#### DATASET ENTRIES ####
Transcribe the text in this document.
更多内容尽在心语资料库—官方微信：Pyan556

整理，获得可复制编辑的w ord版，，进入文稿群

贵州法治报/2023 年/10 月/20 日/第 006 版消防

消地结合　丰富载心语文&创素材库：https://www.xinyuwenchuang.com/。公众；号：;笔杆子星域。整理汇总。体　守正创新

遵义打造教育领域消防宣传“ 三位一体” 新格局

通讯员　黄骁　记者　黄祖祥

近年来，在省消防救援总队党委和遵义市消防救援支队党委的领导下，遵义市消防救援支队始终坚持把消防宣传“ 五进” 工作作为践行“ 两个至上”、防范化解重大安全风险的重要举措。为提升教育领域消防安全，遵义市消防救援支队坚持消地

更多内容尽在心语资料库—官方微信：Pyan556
####
#### DATASET ENTRIES ####
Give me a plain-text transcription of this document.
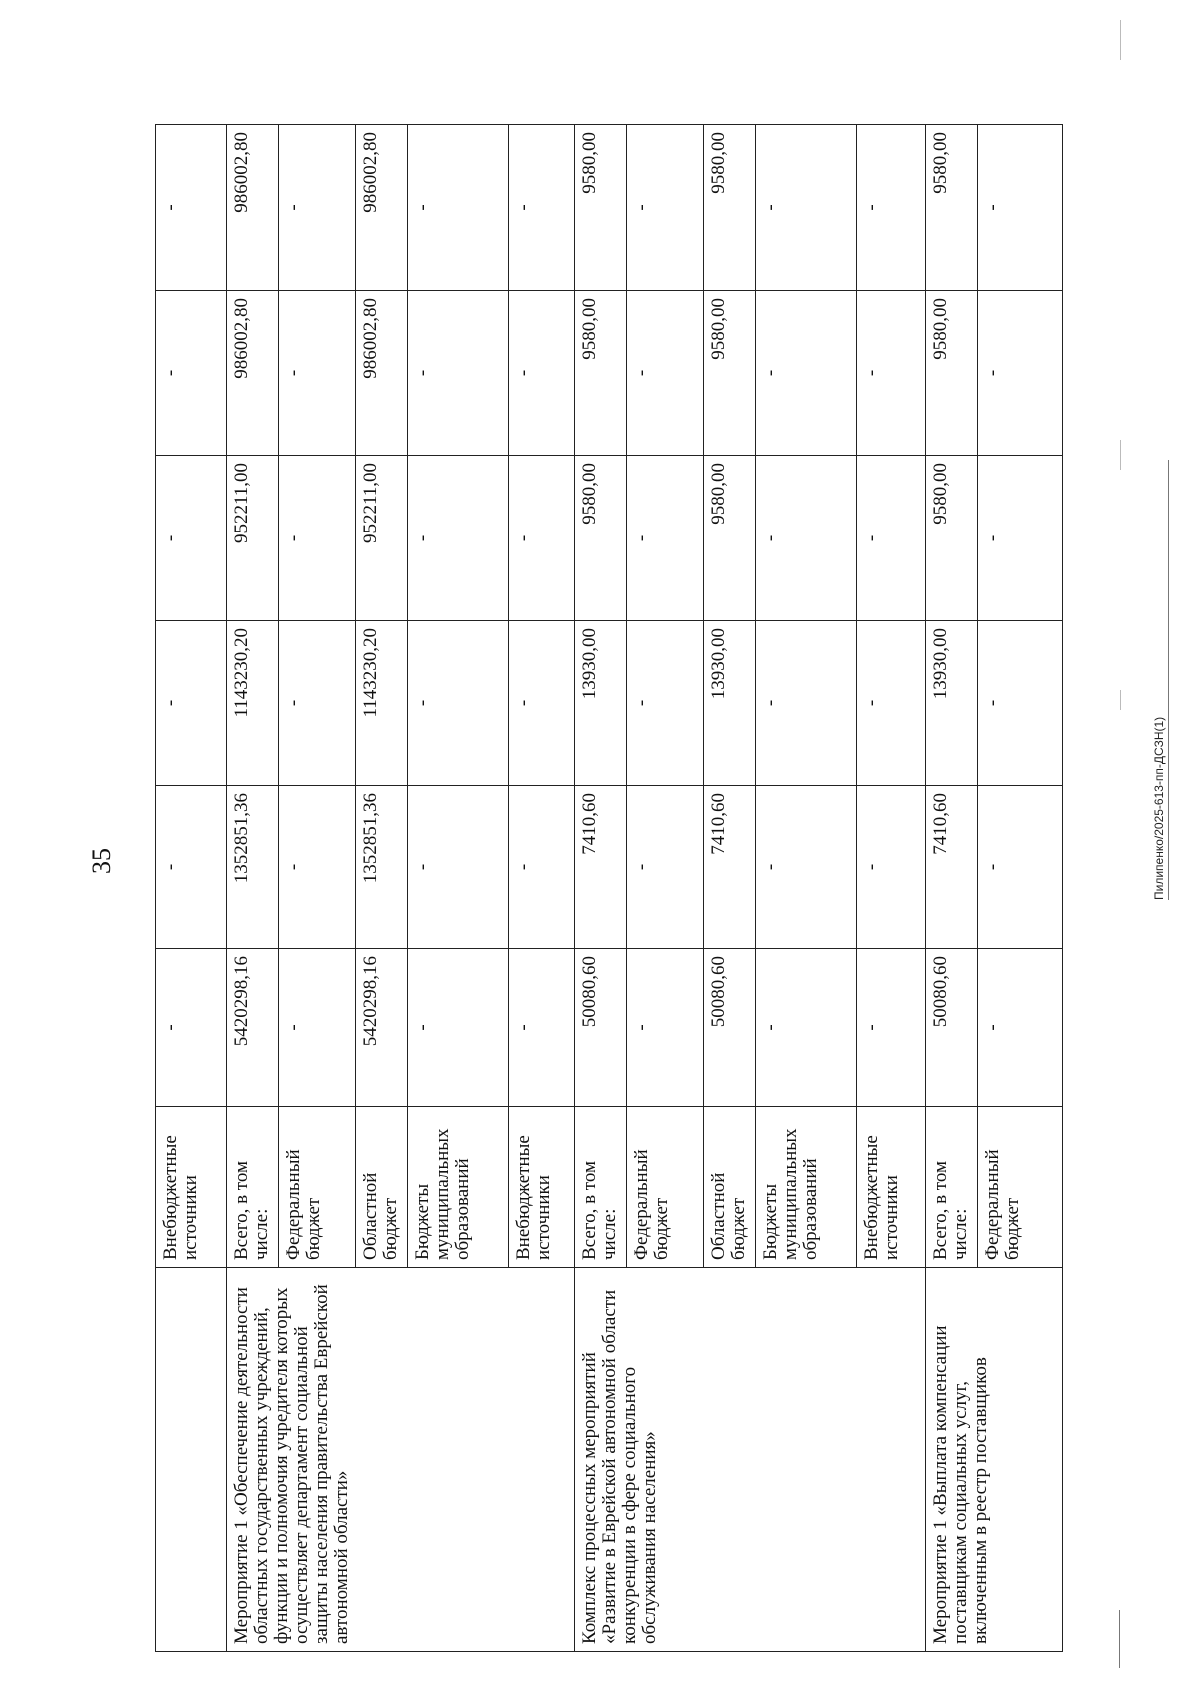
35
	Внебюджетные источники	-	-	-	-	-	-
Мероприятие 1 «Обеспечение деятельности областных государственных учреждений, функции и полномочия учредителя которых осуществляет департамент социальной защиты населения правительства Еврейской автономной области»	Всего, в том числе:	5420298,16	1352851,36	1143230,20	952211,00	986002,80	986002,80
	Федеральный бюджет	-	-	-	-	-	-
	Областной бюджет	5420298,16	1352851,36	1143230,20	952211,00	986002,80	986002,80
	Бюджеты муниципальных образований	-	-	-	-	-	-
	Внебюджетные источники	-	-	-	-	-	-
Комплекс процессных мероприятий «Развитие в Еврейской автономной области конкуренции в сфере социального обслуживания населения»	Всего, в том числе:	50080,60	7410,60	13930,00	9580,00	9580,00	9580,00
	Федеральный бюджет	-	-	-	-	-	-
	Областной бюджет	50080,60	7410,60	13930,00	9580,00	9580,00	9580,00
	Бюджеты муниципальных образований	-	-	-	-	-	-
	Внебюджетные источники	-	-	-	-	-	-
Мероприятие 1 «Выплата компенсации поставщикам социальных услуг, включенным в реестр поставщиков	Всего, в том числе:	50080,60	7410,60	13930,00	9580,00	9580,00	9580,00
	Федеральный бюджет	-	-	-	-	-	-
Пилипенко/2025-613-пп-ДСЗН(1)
####
#### DATASET ENTRIES ####
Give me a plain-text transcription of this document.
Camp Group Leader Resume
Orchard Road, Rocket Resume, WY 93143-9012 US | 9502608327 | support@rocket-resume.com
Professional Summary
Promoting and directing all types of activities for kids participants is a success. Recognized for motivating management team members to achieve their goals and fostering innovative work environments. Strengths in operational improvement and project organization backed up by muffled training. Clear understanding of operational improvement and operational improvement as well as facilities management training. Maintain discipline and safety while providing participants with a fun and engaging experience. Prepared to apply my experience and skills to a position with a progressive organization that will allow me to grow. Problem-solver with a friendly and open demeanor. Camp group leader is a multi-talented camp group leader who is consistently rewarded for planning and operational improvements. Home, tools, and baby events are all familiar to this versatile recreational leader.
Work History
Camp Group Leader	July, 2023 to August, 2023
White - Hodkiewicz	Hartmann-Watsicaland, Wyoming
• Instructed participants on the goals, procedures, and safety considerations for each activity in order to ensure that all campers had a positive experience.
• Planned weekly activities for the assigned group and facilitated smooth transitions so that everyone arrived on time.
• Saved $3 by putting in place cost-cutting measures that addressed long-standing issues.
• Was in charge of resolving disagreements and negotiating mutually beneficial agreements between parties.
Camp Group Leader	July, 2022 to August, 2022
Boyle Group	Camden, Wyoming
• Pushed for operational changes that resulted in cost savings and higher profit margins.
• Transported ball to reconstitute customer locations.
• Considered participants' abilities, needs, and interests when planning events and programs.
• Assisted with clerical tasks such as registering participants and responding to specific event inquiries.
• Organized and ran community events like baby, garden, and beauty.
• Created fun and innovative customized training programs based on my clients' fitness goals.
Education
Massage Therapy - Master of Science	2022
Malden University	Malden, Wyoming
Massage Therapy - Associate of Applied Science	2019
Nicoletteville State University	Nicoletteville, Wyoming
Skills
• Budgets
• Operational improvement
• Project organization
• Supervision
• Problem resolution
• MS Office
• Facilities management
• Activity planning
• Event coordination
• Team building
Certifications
####
SHORT EXERCISE →
Reply with the number of lines in the data that include the string "Therapy" and nothing else.

ANSWER TO THIS PROBLEM →
2